* Given task: Report the count of lines that carry the string "name", and add nothing.

──────────────────────────────

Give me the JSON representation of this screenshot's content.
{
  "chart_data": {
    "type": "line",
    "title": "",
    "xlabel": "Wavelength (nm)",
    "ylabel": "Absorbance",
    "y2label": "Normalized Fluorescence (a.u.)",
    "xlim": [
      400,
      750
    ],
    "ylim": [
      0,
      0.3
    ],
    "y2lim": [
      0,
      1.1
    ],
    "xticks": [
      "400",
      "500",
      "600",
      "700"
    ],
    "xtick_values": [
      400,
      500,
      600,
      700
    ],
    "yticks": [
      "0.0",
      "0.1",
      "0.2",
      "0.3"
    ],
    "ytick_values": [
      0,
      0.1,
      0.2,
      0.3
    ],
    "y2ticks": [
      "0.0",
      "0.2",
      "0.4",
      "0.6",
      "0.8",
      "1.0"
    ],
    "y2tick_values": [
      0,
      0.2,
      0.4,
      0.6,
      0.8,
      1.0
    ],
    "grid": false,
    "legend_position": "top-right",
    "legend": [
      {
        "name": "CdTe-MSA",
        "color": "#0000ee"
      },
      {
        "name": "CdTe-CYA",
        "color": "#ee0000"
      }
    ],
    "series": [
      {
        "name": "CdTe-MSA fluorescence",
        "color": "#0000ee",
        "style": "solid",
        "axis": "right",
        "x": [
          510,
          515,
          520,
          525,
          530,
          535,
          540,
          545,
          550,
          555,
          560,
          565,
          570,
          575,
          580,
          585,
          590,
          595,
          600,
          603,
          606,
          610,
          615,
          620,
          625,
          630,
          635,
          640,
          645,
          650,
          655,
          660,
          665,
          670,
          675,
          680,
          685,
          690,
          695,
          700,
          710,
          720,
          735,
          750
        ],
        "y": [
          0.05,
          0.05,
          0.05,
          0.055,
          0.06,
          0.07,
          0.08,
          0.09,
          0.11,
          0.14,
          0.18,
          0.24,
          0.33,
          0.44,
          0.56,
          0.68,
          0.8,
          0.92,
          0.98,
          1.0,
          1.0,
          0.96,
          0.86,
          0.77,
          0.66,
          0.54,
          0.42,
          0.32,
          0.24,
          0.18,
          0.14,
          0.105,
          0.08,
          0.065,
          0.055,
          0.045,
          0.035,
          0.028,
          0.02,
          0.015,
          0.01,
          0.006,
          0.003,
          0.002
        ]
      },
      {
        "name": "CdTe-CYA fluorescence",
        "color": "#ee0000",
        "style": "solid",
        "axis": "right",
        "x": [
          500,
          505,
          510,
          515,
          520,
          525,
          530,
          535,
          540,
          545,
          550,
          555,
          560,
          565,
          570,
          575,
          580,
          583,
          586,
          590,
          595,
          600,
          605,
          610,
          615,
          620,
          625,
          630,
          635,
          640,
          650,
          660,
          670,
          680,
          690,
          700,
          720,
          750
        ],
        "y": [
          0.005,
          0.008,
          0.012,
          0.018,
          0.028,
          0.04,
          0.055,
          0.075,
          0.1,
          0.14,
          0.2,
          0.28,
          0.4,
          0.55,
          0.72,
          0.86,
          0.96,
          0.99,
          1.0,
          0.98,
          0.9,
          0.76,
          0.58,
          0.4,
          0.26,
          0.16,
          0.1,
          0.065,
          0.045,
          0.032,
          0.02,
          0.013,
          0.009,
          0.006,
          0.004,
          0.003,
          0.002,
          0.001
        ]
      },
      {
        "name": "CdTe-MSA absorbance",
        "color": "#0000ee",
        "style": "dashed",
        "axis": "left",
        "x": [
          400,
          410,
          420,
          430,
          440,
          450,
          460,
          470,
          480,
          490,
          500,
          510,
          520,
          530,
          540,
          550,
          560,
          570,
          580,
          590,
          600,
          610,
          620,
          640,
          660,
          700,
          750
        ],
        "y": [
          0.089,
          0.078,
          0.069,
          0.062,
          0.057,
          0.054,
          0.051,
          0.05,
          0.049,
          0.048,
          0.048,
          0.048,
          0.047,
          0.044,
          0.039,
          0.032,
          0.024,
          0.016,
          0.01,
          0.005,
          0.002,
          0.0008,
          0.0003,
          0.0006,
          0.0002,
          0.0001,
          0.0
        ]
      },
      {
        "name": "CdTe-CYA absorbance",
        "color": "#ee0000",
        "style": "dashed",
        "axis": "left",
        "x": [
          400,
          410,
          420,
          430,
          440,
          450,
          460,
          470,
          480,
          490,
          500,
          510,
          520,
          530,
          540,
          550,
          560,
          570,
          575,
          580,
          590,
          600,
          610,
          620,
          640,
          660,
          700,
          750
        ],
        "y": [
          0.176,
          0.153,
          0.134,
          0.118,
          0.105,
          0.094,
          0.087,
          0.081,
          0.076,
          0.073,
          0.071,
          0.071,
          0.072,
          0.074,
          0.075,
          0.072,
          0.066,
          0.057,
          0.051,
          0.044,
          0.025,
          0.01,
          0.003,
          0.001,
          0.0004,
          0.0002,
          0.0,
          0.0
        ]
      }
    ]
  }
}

──────────────────────────────

* Solution to this task: 6